**** SUPPLIED MATERIAL

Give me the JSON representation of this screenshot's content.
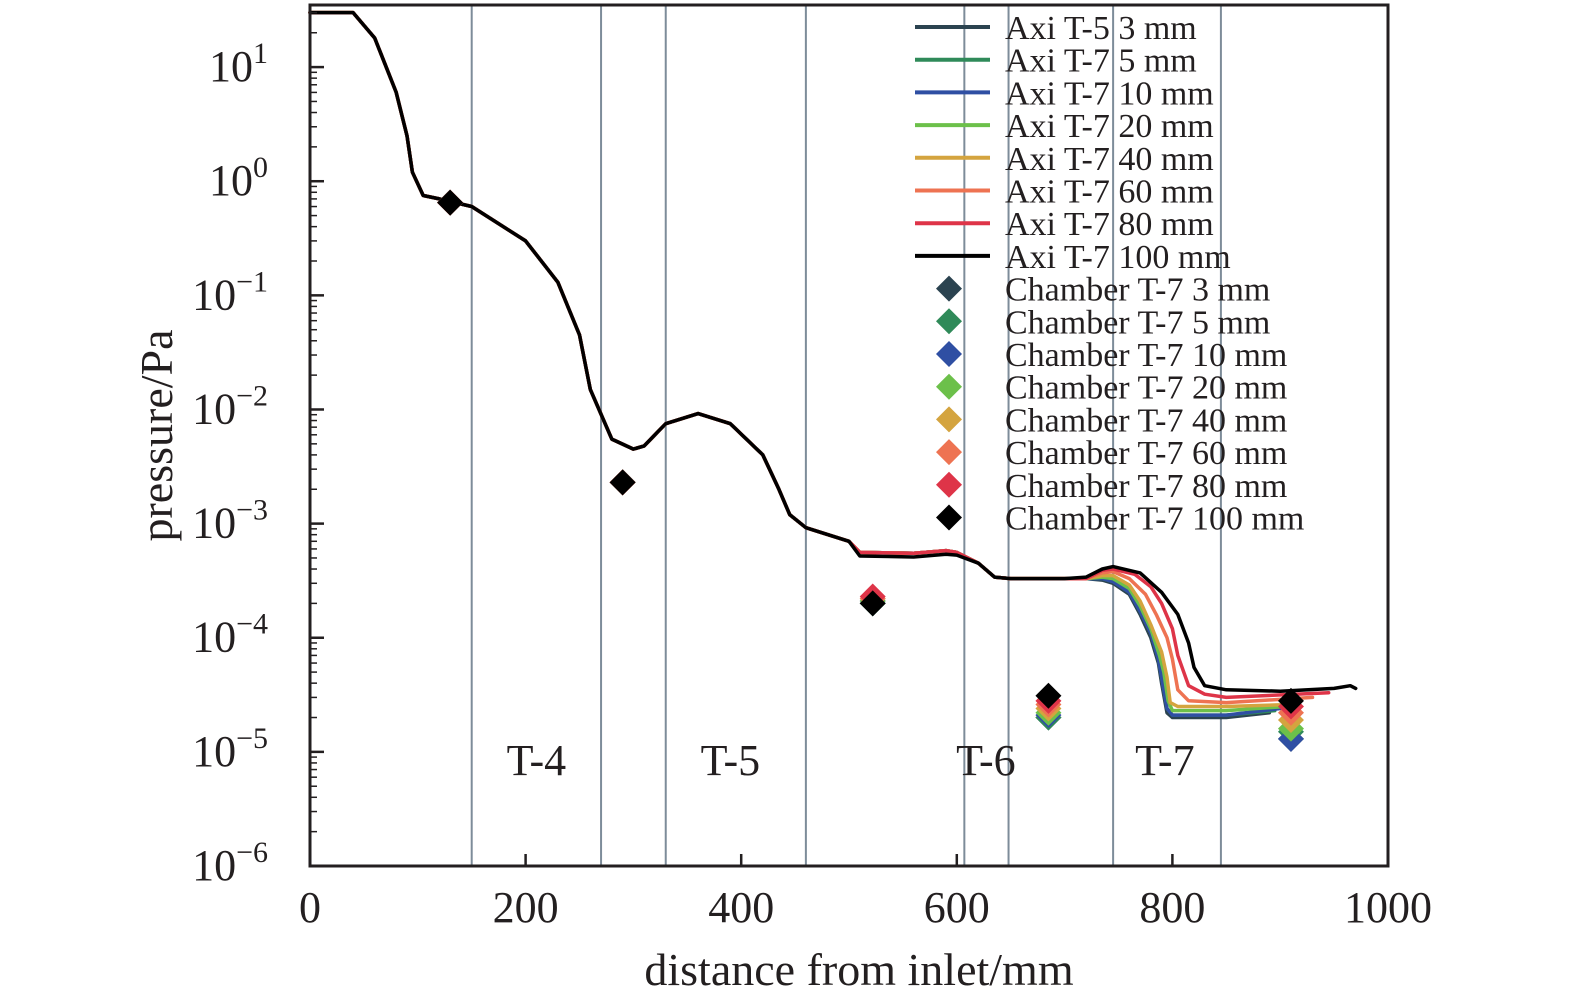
{
  "chart_data": {
    "type": "line",
    "xlabel": "distance from inlet/mm",
    "ylabel": "pressure/Pa",
    "xlim": [
      0,
      1000
    ],
    "ylim": [
      1e-06,
      35
    ],
    "yscale": "log",
    "grid": false,
    "legend_position": "top-right",
    "x_ticks": [
      {
        "value": 0,
        "label": "0"
      },
      {
        "value": 200,
        "label": "200"
      },
      {
        "value": 400,
        "label": "400"
      },
      {
        "value": 600,
        "label": "600"
      },
      {
        "value": 800,
        "label": "800"
      },
      {
        "value": 1000,
        "label": "1000"
      }
    ],
    "y_ticks": [
      {
        "value": 10,
        "base": "10",
        "exp": "1"
      },
      {
        "value": 1,
        "base": "10",
        "exp": "0"
      },
      {
        "value": 0.1,
        "base": "10",
        "exp": "−1"
      },
      {
        "value": 0.01,
        "base": "10",
        "exp": "−2"
      },
      {
        "value": 0.001,
        "base": "10",
        "exp": "−3"
      },
      {
        "value": 0.0001,
        "base": "10",
        "exp": "−4"
      },
      {
        "value": 1e-05,
        "base": "10",
        "exp": "−5"
      },
      {
        "value": 1e-06,
        "base": "10",
        "exp": "−6"
      }
    ],
    "region_boundaries": [
      150,
      270,
      330,
      460,
      607,
      648,
      745,
      845
    ],
    "boundary_color": "#7d8c99",
    "regions": [
      {
        "label": "T-4",
        "x": 210
      },
      {
        "label": "T-5",
        "x": 390
      },
      {
        "label": "T-6",
        "x": 627
      },
      {
        "label": "T-7",
        "x": 793
      }
    ],
    "series": [
      {
        "name": "Axi T-5 3 mm",
        "color": "#2b4350",
        "kind": "line",
        "x": [
          0,
          40,
          60,
          80,
          90,
          95,
          105,
          120,
          150,
          200,
          230,
          250,
          260,
          280,
          300,
          310,
          330,
          360,
          390,
          420,
          435,
          445,
          460,
          500,
          510,
          560,
          590,
          600,
          620,
          635,
          650,
          700,
          720,
          735,
          745,
          760,
          770,
          780,
          787,
          790,
          795,
          800,
          850,
          890
        ],
        "y": [
          30,
          30,
          18,
          6,
          2.5,
          1.2,
          0.75,
          0.7,
          0.6,
          0.3,
          0.13,
          0.045,
          0.015,
          0.0055,
          0.0045,
          0.0048,
          0.0075,
          0.0092,
          0.0075,
          0.004,
          0.002,
          0.0012,
          0.00092,
          0.0007,
          0.00056,
          0.00055,
          0.00058,
          0.00056,
          0.00045,
          0.00034,
          0.00033,
          0.00033,
          0.00033,
          0.00032,
          0.0003,
          0.00024,
          0.00016,
          0.0001,
          6e-05,
          4e-05,
          2.2e-05,
          2e-05,
          2e-05,
          2.2e-05
        ]
      },
      {
        "name": "Axi T-7 5 mm",
        "color": "#2f8a59",
        "kind": "line",
        "x": [
          0,
          40,
          60,
          80,
          90,
          95,
          105,
          120,
          150,
          200,
          230,
          250,
          260,
          280,
          300,
          310,
          330,
          360,
          390,
          420,
          435,
          445,
          460,
          500,
          510,
          560,
          590,
          600,
          620,
          635,
          650,
          700,
          720,
          735,
          745,
          760,
          770,
          780,
          787,
          790,
          795,
          800,
          850,
          895
        ],
        "y": [
          30,
          30,
          18,
          6,
          2.5,
          1.2,
          0.75,
          0.7,
          0.6,
          0.3,
          0.13,
          0.045,
          0.015,
          0.0055,
          0.0045,
          0.0048,
          0.0075,
          0.0092,
          0.0075,
          0.004,
          0.002,
          0.0012,
          0.00092,
          0.0007,
          0.00056,
          0.00055,
          0.00058,
          0.00056,
          0.00045,
          0.00034,
          0.00033,
          0.00033,
          0.00033,
          0.00033,
          0.00031,
          0.00025,
          0.00017,
          0.00011,
          6.5e-05,
          4.5e-05,
          2.4e-05,
          2.1e-05,
          2.1e-05,
          2.3e-05
        ]
      },
      {
        "name": "Axi T-7 10 mm",
        "color": "#2f4fa3",
        "kind": "line",
        "x": [
          0,
          40,
          60,
          80,
          90,
          95,
          105,
          120,
          150,
          200,
          230,
          250,
          260,
          280,
          300,
          310,
          330,
          360,
          390,
          420,
          435,
          445,
          460,
          500,
          510,
          560,
          590,
          600,
          620,
          635,
          650,
          700,
          720,
          735,
          745,
          760,
          770,
          780,
          787,
          790,
          795,
          800,
          850,
          900
        ],
        "y": [
          30,
          30,
          18,
          6,
          2.5,
          1.2,
          0.75,
          0.7,
          0.6,
          0.3,
          0.13,
          0.045,
          0.015,
          0.0055,
          0.0045,
          0.0048,
          0.0075,
          0.0092,
          0.0075,
          0.004,
          0.002,
          0.0012,
          0.00092,
          0.0007,
          0.00056,
          0.00055,
          0.00058,
          0.00056,
          0.00045,
          0.00034,
          0.00033,
          0.00033,
          0.00033,
          0.00033,
          0.00031,
          0.00025,
          0.00017,
          0.00011,
          6.5e-05,
          4.5e-05,
          2.4e-05,
          2.1e-05,
          2.1e-05,
          2.4e-05
        ]
      },
      {
        "name": "Axi T-7 20 mm",
        "color": "#6cc04a",
        "kind": "line",
        "x": [
          0,
          40,
          60,
          80,
          90,
          95,
          105,
          120,
          150,
          200,
          230,
          250,
          260,
          280,
          300,
          310,
          330,
          360,
          390,
          420,
          435,
          445,
          460,
          500,
          510,
          560,
          590,
          600,
          620,
          635,
          650,
          700,
          720,
          735,
          745,
          760,
          770,
          780,
          788,
          792,
          796,
          800,
          850,
          905
        ],
        "y": [
          30,
          30,
          18,
          6,
          2.5,
          1.2,
          0.75,
          0.7,
          0.6,
          0.3,
          0.13,
          0.045,
          0.015,
          0.0055,
          0.0045,
          0.0048,
          0.0075,
          0.0092,
          0.0075,
          0.004,
          0.002,
          0.0012,
          0.00092,
          0.0007,
          0.00056,
          0.00055,
          0.00058,
          0.00056,
          0.00045,
          0.00034,
          0.00033,
          0.00033,
          0.00033,
          0.00034,
          0.00033,
          0.00027,
          0.00019,
          0.00012,
          7e-05,
          5e-05,
          2.8e-05,
          2.3e-05,
          2.3e-05,
          2.5e-05
        ]
      },
      {
        "name": "Axi T-7 40 mm",
        "color": "#d4a43f",
        "kind": "line",
        "x": [
          0,
          40,
          60,
          80,
          90,
          95,
          105,
          120,
          150,
          200,
          230,
          250,
          260,
          280,
          300,
          310,
          330,
          360,
          390,
          420,
          435,
          445,
          460,
          500,
          510,
          560,
          590,
          600,
          620,
          635,
          650,
          700,
          720,
          735,
          745,
          760,
          770,
          780,
          790,
          795,
          798,
          805,
          850,
          910
        ],
        "y": [
          30,
          30,
          18,
          6,
          2.5,
          1.2,
          0.75,
          0.7,
          0.6,
          0.3,
          0.13,
          0.045,
          0.015,
          0.0055,
          0.0045,
          0.0048,
          0.0075,
          0.0092,
          0.0075,
          0.004,
          0.002,
          0.0012,
          0.00092,
          0.0007,
          0.00056,
          0.00055,
          0.00058,
          0.00056,
          0.00045,
          0.00034,
          0.00033,
          0.00033,
          0.00033,
          0.00035,
          0.00035,
          0.00029,
          0.00021,
          0.00013,
          7.5e-05,
          4.5e-05,
          2.7e-05,
          2.5e-05,
          2.5e-05,
          2.6e-05
        ]
      },
      {
        "name": "Axi T-7 60 mm",
        "color": "#ee7352",
        "kind": "line",
        "x": [
          0,
          40,
          60,
          80,
          90,
          95,
          105,
          120,
          150,
          200,
          230,
          250,
          260,
          280,
          300,
          310,
          330,
          360,
          390,
          420,
          435,
          445,
          460,
          500,
          510,
          560,
          590,
          600,
          620,
          635,
          650,
          700,
          720,
          735,
          745,
          760,
          775,
          785,
          795,
          800,
          805,
          815,
          850,
          930
        ],
        "y": [
          30,
          30,
          18,
          6,
          2.5,
          1.2,
          0.75,
          0.7,
          0.6,
          0.3,
          0.13,
          0.045,
          0.015,
          0.0055,
          0.0045,
          0.0048,
          0.0075,
          0.0092,
          0.0075,
          0.004,
          0.002,
          0.0012,
          0.00092,
          0.0007,
          0.00056,
          0.00055,
          0.00058,
          0.00056,
          0.00045,
          0.00034,
          0.00033,
          0.00033,
          0.00033,
          0.00037,
          0.00038,
          0.00033,
          0.00024,
          0.00016,
          0.0001,
          6.5e-05,
          3.5e-05,
          2.8e-05,
          2.7e-05,
          3e-05
        ]
      },
      {
        "name": "Axi T-7 80 mm",
        "color": "#de3448",
        "kind": "line",
        "x": [
          0,
          40,
          60,
          80,
          90,
          95,
          105,
          120,
          150,
          200,
          230,
          250,
          260,
          280,
          300,
          310,
          330,
          360,
          390,
          420,
          435,
          445,
          460,
          500,
          510,
          560,
          590,
          600,
          620,
          635,
          650,
          700,
          720,
          735,
          745,
          765,
          780,
          790,
          800,
          805,
          815,
          830,
          850,
          945
        ],
        "y": [
          30,
          30,
          18,
          6,
          2.5,
          1.2,
          0.75,
          0.7,
          0.6,
          0.3,
          0.13,
          0.045,
          0.015,
          0.0055,
          0.0045,
          0.0048,
          0.0075,
          0.0092,
          0.0075,
          0.004,
          0.002,
          0.0012,
          0.00092,
          0.0007,
          0.00056,
          0.00055,
          0.00058,
          0.00056,
          0.00045,
          0.00034,
          0.00033,
          0.00033,
          0.00033,
          0.00039,
          0.0004,
          0.00036,
          0.00028,
          0.0002,
          0.00012,
          7e-05,
          3.8e-05,
          3.2e-05,
          3e-05,
          3.3e-05
        ]
      },
      {
        "name": "Axi T-7 100 mm",
        "color": "#000000",
        "kind": "line",
        "x": [
          0,
          40,
          60,
          80,
          90,
          95,
          105,
          120,
          150,
          200,
          230,
          250,
          260,
          280,
          300,
          310,
          330,
          360,
          390,
          420,
          435,
          445,
          460,
          500,
          510,
          560,
          590,
          600,
          620,
          635,
          650,
          700,
          720,
          735,
          745,
          770,
          790,
          805,
          815,
          820,
          830,
          850,
          900,
          950,
          965,
          970
        ],
        "y": [
          30,
          30,
          18,
          6,
          2.5,
          1.2,
          0.75,
          0.7,
          0.6,
          0.3,
          0.13,
          0.045,
          0.015,
          0.0055,
          0.0045,
          0.0048,
          0.0075,
          0.0092,
          0.0075,
          0.004,
          0.002,
          0.0012,
          0.00092,
          0.0007,
          0.00052,
          0.00051,
          0.00054,
          0.00053,
          0.00045,
          0.00034,
          0.00033,
          0.00033,
          0.00034,
          0.0004,
          0.00042,
          0.00037,
          0.00025,
          0.00016,
          9e-05,
          5.5e-05,
          3.8e-05,
          3.5e-05,
          3.4e-05,
          3.6e-05,
          3.8e-05,
          3.6e-05
        ]
      },
      {
        "name": "Chamber T-7 3 mm",
        "color": "#2b4350",
        "kind": "marker",
        "x": [
          130,
          290,
          522,
          685,
          910
        ],
        "y": [
          0.65,
          0.0023,
          0.0002,
          2e-05,
          1.3e-05
        ]
      },
      {
        "name": "Chamber T-7 5 mm",
        "color": "#2f8a59",
        "kind": "marker",
        "x": [
          130,
          290,
          522,
          685,
          910
        ],
        "y": [
          0.65,
          0.0023,
          0.0002,
          2e-05,
          1.5e-05
        ]
      },
      {
        "name": "Chamber T-7 10 mm",
        "color": "#2f4fa3",
        "kind": "marker",
        "x": [
          130,
          290,
          522,
          685,
          910
        ],
        "y": [
          0.65,
          0.0023,
          0.00021,
          2.1e-05,
          1.3e-05
        ]
      },
      {
        "name": "Chamber T-7 20 mm",
        "color": "#6cc04a",
        "kind": "marker",
        "x": [
          130,
          290,
          522,
          685,
          910
        ],
        "y": [
          0.65,
          0.0023,
          0.00021,
          2.2e-05,
          1.6e-05
        ]
      },
      {
        "name": "Chamber T-7 40 mm",
        "color": "#d4a43f",
        "kind": "marker",
        "x": [
          130,
          290,
          522,
          685,
          910
        ],
        "y": [
          0.65,
          0.0023,
          0.00022,
          2.4e-05,
          1.9e-05
        ]
      },
      {
        "name": "Chamber T-7 60 mm",
        "color": "#ee7352",
        "kind": "marker",
        "x": [
          130,
          290,
          522,
          685,
          910
        ],
        "y": [
          0.65,
          0.0023,
          0.00022,
          2.6e-05,
          2.2e-05
        ]
      },
      {
        "name": "Chamber T-7 80 mm",
        "color": "#de3448",
        "kind": "marker",
        "x": [
          130,
          290,
          522,
          685,
          910
        ],
        "y": [
          0.65,
          0.0023,
          0.00023,
          2.8e-05,
          2.5e-05
        ]
      },
      {
        "name": "Chamber T-7 100 mm",
        "color": "#000000",
        "kind": "marker",
        "x": [
          130,
          290,
          522,
          685,
          910
        ],
        "y": [
          0.65,
          0.0023,
          0.0002,
          3.1e-05,
          2.8e-05
        ]
      }
    ]
  }
}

********

» **EXERCISE TASK**
Gather all lines from the records above in which "Chamber" appears.

» **THE OUTPUT**
        "name": "Chamber T-7 3 mm",
        "name": "Chamber T-7 5 mm",
        "name": "Chamber T-7 10 mm",
        "name": "Chamber T-7 20 mm",
        "name": "Chamber T-7 40 mm",
        "name": "Chamber T-7 60 mm",
        "name": "Chamber T-7 80 mm",
        "name": "Chamber T-7 100 mm",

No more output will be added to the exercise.